Find every line in the records below that holds the word "不污染工作环境", and copy it out.

** Begin **

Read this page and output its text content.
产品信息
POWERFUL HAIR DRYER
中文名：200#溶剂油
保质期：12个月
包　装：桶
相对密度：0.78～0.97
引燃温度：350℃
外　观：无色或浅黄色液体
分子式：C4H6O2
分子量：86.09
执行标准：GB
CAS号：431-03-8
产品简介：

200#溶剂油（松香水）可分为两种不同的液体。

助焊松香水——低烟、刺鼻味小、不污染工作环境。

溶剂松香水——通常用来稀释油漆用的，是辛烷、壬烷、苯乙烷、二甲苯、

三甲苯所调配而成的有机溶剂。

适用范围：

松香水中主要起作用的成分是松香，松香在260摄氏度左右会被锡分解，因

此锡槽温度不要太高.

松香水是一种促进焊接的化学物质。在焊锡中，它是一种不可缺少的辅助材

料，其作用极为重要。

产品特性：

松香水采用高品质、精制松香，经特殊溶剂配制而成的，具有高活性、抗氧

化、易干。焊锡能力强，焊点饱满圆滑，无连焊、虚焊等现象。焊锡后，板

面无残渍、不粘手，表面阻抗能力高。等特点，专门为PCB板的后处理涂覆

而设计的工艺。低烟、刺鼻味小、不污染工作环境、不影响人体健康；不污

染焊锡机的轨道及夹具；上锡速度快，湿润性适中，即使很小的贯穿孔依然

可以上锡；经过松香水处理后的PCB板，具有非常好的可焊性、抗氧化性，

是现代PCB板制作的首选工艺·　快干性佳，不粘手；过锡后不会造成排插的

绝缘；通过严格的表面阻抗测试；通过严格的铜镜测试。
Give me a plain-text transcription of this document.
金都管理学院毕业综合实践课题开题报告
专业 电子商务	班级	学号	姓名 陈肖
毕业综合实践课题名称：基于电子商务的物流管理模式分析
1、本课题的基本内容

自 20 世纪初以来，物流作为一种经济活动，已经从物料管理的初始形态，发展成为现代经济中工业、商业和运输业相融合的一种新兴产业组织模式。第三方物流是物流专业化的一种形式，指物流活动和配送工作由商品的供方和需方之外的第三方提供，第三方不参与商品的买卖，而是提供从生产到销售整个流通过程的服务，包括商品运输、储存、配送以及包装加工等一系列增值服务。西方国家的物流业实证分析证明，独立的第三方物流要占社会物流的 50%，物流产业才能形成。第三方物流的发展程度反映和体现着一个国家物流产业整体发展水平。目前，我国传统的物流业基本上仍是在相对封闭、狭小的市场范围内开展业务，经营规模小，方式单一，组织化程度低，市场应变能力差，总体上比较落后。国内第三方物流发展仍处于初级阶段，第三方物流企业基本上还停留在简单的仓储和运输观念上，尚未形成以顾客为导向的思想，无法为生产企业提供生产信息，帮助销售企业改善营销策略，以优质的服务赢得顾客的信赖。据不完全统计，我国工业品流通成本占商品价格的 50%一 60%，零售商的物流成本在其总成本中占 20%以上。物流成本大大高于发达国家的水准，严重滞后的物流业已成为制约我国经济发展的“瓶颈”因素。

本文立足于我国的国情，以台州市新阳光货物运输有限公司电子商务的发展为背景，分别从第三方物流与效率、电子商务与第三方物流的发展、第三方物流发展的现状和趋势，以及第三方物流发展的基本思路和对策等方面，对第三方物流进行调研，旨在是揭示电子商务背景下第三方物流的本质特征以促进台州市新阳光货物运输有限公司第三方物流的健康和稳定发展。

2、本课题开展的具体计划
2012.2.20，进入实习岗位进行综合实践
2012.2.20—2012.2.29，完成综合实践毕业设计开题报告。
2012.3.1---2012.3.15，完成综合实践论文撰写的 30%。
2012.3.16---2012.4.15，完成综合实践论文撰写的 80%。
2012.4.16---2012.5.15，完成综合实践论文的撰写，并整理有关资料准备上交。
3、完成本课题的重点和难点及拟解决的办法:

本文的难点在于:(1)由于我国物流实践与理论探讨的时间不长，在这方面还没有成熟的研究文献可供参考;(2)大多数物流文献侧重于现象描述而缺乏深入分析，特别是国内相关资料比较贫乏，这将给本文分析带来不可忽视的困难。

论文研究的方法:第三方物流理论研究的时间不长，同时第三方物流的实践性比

** End **

Response below:
助焊松香水——低烟、刺鼻味小、不污染工作环境。
而设计的工艺。低烟、刺鼻味小、不污染工作环境、不影响人体健康；不污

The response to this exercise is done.